[START Provided data]
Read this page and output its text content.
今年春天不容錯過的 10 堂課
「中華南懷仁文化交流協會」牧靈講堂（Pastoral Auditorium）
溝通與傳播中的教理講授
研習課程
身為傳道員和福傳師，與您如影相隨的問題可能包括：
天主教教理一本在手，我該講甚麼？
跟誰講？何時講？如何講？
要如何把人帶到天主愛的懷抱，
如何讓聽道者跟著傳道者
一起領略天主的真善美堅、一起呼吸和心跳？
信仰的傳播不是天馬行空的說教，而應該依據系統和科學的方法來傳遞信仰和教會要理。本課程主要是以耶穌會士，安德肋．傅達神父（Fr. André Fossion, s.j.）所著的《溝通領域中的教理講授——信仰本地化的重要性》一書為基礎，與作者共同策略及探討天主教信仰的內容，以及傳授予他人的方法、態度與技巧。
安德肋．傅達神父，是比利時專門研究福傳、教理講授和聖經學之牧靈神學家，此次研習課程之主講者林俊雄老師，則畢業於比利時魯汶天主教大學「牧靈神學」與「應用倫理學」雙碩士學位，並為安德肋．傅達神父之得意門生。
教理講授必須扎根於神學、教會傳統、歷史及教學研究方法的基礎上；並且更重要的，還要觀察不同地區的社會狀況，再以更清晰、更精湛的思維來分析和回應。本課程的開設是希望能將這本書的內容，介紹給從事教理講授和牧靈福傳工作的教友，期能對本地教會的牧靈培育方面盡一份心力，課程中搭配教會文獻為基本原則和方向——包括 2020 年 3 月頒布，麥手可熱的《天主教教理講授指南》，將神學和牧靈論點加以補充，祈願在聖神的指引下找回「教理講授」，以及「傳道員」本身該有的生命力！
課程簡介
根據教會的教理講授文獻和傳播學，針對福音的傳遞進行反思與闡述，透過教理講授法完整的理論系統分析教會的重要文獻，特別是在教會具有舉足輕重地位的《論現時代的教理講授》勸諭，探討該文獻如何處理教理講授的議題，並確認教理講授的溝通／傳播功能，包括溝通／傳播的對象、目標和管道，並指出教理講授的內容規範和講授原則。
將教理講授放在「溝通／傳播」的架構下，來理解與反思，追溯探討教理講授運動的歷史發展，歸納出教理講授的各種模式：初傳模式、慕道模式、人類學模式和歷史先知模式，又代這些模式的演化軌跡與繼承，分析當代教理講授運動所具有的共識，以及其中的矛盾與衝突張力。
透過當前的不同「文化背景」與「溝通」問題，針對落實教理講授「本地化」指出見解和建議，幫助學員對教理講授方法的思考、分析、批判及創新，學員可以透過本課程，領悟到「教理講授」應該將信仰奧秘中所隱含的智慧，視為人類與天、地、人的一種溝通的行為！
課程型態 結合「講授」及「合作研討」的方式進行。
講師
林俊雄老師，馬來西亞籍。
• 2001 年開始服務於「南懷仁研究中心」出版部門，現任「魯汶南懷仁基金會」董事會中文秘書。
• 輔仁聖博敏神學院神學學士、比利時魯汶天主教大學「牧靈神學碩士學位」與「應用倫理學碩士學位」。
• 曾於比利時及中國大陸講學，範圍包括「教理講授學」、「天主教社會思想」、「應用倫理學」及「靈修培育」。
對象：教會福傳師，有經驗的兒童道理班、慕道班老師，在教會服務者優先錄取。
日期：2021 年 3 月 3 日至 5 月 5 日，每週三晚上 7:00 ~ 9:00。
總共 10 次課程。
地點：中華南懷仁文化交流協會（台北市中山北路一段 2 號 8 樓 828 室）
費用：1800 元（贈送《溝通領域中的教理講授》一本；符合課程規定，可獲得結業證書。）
[END Provided data]
--- Task goal ---
Write out every line of the listing that holds the word "傅達神父".

--- Solution to the exercise ---
信仰的傳播不是天馬行空的說教，而應該依據系統和科學的方法來傳遞信仰和教會要理。本課程主要是以耶穌會士，安德肋．傅達神父（Fr. André Fossion, s.j.）所著的《溝通領域中的教理講授——信仰本地化的重要性》一書為基礎，與作者共同策略及探討天主教信仰的內容，以及傳授予他人的方法、態度與技巧。
安德肋．傅達神父，是比利時專門研究福傳、教理講授和聖經學之牧靈神學家，此次研習課程之主講者林俊雄老師，則畢業於比利時魯汶天主教大學「牧靈神學」與「應用倫理學」雙碩士學位，並為安德肋．傅達神父之得意門生。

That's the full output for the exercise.